> [Records for processing]:
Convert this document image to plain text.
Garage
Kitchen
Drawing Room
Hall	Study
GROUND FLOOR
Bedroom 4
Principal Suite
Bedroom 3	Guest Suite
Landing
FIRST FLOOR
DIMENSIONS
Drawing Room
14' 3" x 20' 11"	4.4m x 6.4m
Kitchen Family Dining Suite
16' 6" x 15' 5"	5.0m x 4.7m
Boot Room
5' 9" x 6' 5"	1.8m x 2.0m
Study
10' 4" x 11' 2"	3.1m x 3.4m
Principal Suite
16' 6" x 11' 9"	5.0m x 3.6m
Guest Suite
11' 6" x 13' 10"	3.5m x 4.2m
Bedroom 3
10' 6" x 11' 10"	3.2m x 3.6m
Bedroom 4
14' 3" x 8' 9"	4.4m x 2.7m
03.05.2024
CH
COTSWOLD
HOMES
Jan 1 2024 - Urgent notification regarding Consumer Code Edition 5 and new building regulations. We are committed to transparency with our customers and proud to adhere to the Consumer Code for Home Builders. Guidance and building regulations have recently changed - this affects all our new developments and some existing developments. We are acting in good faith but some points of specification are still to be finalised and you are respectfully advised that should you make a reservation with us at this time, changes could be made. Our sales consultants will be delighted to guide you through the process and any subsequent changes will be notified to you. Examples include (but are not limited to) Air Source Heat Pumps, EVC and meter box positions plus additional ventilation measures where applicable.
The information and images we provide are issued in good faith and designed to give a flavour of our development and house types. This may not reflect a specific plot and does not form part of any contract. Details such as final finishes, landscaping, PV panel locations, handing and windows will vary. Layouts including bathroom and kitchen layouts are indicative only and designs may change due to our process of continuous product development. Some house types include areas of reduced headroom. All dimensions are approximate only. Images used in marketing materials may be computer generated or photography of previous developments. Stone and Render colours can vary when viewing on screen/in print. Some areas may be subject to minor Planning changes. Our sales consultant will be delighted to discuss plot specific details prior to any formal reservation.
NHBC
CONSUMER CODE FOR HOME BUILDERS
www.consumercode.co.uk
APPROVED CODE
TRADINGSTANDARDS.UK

> [Exercise]: Output each record exactly, leaving nothing out.

> [Task result]:
Convert this document image to plain text.
Garage
Kitchen
Drawing Room
Hall	Study
GROUND FLOOR
Bedroom 4
Principal Suite
Bedroom 3	Guest Suite
Landing
FIRST FLOOR
DIMENSIONS
Drawing Room
14' 3" x 20' 11"	4.4m x 6.4m
Kitchen Family Dining Suite
16' 6" x 15' 5"	5.0m x 4.7m
Boot Room
5' 9" x 6' 5"	1.8m x 2.0m
Study
10' 4" x 11' 2"	3.1m x 3.4m
Principal Suite
16' 6" x 11' 9"	5.0m x 3.6m
Guest Suite
11' 6" x 13' 10"	3.5m x 4.2m
Bedroom 3
10' 6" x 11' 10"	3.2m x 3.6m
Bedroom 4
14' 3" x 8' 9"	4.4m x 2.7m
03.05.2024
CH
COTSWOLD
HOMES
Jan 1 2024 - Urgent notification regarding Consumer Code Edition 5 and new building regulations. We are committed to transparency with our customers and proud to adhere to the Consumer Code for Home Builders. Guidance and building regulations have recently changed - this affects all our new developments and some existing developments. We are acting in good faith but some points of specification are still to be finalised and you are respectfully advised that should you make a reservation with us at this time, changes could be made. Our sales consultants will be delighted to guide you through the process and any subsequent changes will be notified to you. Examples include (but are not limited to) Air Source Heat Pumps, EVC and meter box positions plus additional ventilation measures where applicable.
The information and images we provide are issued in good faith and designed to give a flavour of our development and house types. This may not reflect a specific plot and does not form part of any contract. Details such as final finishes, landscaping, PV panel locations, handing and windows will vary. Layouts including bathroom and kitchen layouts are indicative only and designs may change due to our process of continuous product development. Some house types include areas of reduced headroom. All dimensions are approximate only. Images used in marketing materials may be computer generated or photography of previous developments. Stone and Render colours can vary when viewing on screen/in print. Some areas may be subject to minor Planning changes. Our sales consultant will be delighted to discuss plot specific details prior to any formal reservation.
NHBC
CONSUMER CODE FOR HOME BUILDERS
www.consumercode.co.uk
APPROVED CODE
TRADINGSTANDARDS.UK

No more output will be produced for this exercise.